(Dataset entries on figures)
— Start —

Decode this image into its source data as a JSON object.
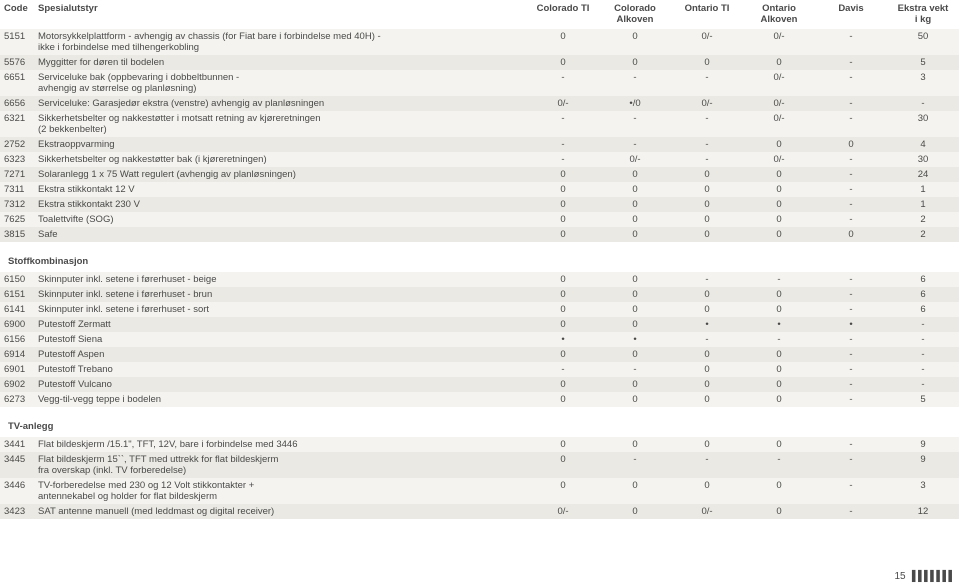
{
  "colors": {
    "odd": "#f4f3ef",
    "even": "#eae9e3",
    "text": "#4a4a4a"
  },
  "header": {
    "code": "Code",
    "spec": "Spesialutstyr",
    "cols_top": [
      "Colorado TI",
      "Colorado",
      "Ontario TI",
      "Ontario",
      "Davis",
      "Ekstra vekt"
    ],
    "cols_bot": [
      "",
      "Alkoven",
      "",
      "Alkoven",
      "",
      "i kg"
    ]
  },
  "rows1": [
    {
      "code": "5151",
      "desc": "Motorsykkelplattform - avhengig av chassis (for Fiat bare i forbindelse med 40H) -\nikke i forbindelse med tilhengerkobling",
      "v": [
        "0",
        "0",
        "0/-",
        "0/-",
        "-",
        "50"
      ]
    },
    {
      "code": "5576",
      "desc": "Myggitter for døren til bodelen",
      "v": [
        "0",
        "0",
        "0",
        "0",
        "-",
        "5"
      ]
    },
    {
      "code": "6651",
      "desc": "Serviceluke bak (oppbevaring i dobbeltbunnen -\navhengig av størrelse og planløsning)",
      "v": [
        "-",
        "-",
        "-",
        "0/-",
        "-",
        "3"
      ]
    },
    {
      "code": "6656",
      "desc": "Serviceluke: Garasjedør ekstra  (venstre) avhengig av planløsningen",
      "v": [
        "0/-",
        "•/0",
        "0/-",
        "0/-",
        "-",
        "-"
      ]
    },
    {
      "code": "6321",
      "desc": "Sikkerhetsbelter og nakkestøtter i motsatt retning av kjøreretningen\n(2 bekkenbelter)",
      "v": [
        "-",
        "-",
        "-",
        "0/-",
        "-",
        "30"
      ]
    },
    {
      "code": "2752",
      "desc": "Ekstraoppvarming",
      "v": [
        "-",
        "-",
        "-",
        "0",
        "0",
        "4"
      ]
    },
    {
      "code": "6323",
      "desc": "Sikkerhetsbelter og nakkestøtter bak (i kjøreretningen)",
      "v": [
        "-",
        "0/-",
        "-",
        "0/-",
        "-",
        "30"
      ]
    },
    {
      "code": "7271",
      "desc": "Solaranlegg 1 x 75 Watt regulert (avhengig av planløsningen)",
      "v": [
        "0",
        "0",
        "0",
        "0",
        "-",
        "24"
      ]
    },
    {
      "code": "7311",
      "desc": "Ekstra stikkontakt 12 V",
      "v": [
        "0",
        "0",
        "0",
        "0",
        "-",
        "1"
      ]
    },
    {
      "code": "7312",
      "desc": "Ekstra stikkontakt 230 V",
      "v": [
        "0",
        "0",
        "0",
        "0",
        "-",
        "1"
      ]
    },
    {
      "code": "7625",
      "desc": "Toalettvifte (SOG)",
      "v": [
        "0",
        "0",
        "0",
        "0",
        "-",
        "2"
      ]
    },
    {
      "code": "3815",
      "desc": "Safe",
      "v": [
        "0",
        "0",
        "0",
        "0",
        "0",
        "2"
      ]
    }
  ],
  "section2_title": "Stoffkombinasjon",
  "rows2": [
    {
      "code": "6150",
      "desc": "Skinnputer inkl. setene i førerhuset - beige",
      "v": [
        "0",
        "0",
        "-",
        "-",
        "-",
        "6"
      ]
    },
    {
      "code": "6151",
      "desc": "Skinnputer inkl. setene i førerhuset - brun",
      "v": [
        "0",
        "0",
        "0",
        "0",
        "-",
        "6"
      ]
    },
    {
      "code": "6141",
      "desc": "Skinnputer inkl. setene i førerhuset - sort",
      "v": [
        "0",
        "0",
        "0",
        "0",
        "-",
        "6"
      ]
    },
    {
      "code": "6900",
      "desc": "Putestoff  Zermatt",
      "v": [
        "0",
        "0",
        "•",
        "•",
        "•",
        "-"
      ]
    },
    {
      "code": "6156",
      "desc": "Putestoff  Siena",
      "v": [
        "•",
        "•",
        "-",
        "-",
        "-",
        "-"
      ]
    },
    {
      "code": "6914",
      "desc": "Putestoff  Aspen",
      "v": [
        "0",
        "0",
        "0",
        "0",
        "-",
        "-"
      ]
    },
    {
      "code": "6901",
      "desc": "Putestoff  Trebano",
      "v": [
        "-",
        "-",
        "0",
        "0",
        "-",
        "-"
      ]
    },
    {
      "code": "6902",
      "desc": "Putestoff  Vulcano",
      "v": [
        "0",
        "0",
        "0",
        "0",
        "-",
        "-"
      ]
    },
    {
      "code": "6273",
      "desc": "Vegg-til-vegg teppe i bodelen",
      "v": [
        "0",
        "0",
        "0",
        "0",
        "-",
        "5"
      ]
    }
  ],
  "section3_title": "TV-anlegg",
  "rows3": [
    {
      "code": "3441",
      "desc": "Flat bildeskjerm /15.1\", TFT, 12V, bare i forbindelse med 3446",
      "v": [
        "0",
        "0",
        "0",
        "0",
        "-",
        "9"
      ]
    },
    {
      "code": "3445",
      "desc": "Flat bildeskjerm 15``, TFT med uttrekk for flat bildeskjerm\nfra overskap (inkl. TV forberedelse)",
      "v": [
        "0",
        "-",
        "-",
        "-",
        "-",
        "9"
      ]
    },
    {
      "code": "3446",
      "desc": "TV-forberedelse med 230 og 12 Volt stikkontakter +\nantennekabel og holder for flat bildeskjerm",
      "v": [
        "0",
        "0",
        "0",
        "0",
        "-",
        "3"
      ]
    },
    {
      "code": "3423",
      "desc": "SAT antenne manuell (med leddmast og digital receiver)",
      "v": [
        "0/-",
        "0",
        "0/-",
        "0",
        "-",
        "12"
      ]
    }
  ],
  "page": "15"
}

— End —

■ **WORK TO BE COMPLETED**
Read the data above. Pull out each line in which the string "bildeskjerm" appears.

■ **SOLUTION FOR THIS PROBLEM**
      "desc": "Flat bildeskjerm /15.1\", TFT, 12V, bare i forbindelse med 3446",
      "desc": "Flat bildeskjerm 15``, TFT med uttrekk for flat bildeskjerm\nfra overskap (inkl. TV forberedelse)",
      "desc": "TV-forberedelse med 230 og 12 Volt stikkontakter +\nantennekabel og holder for flat bildeskjerm",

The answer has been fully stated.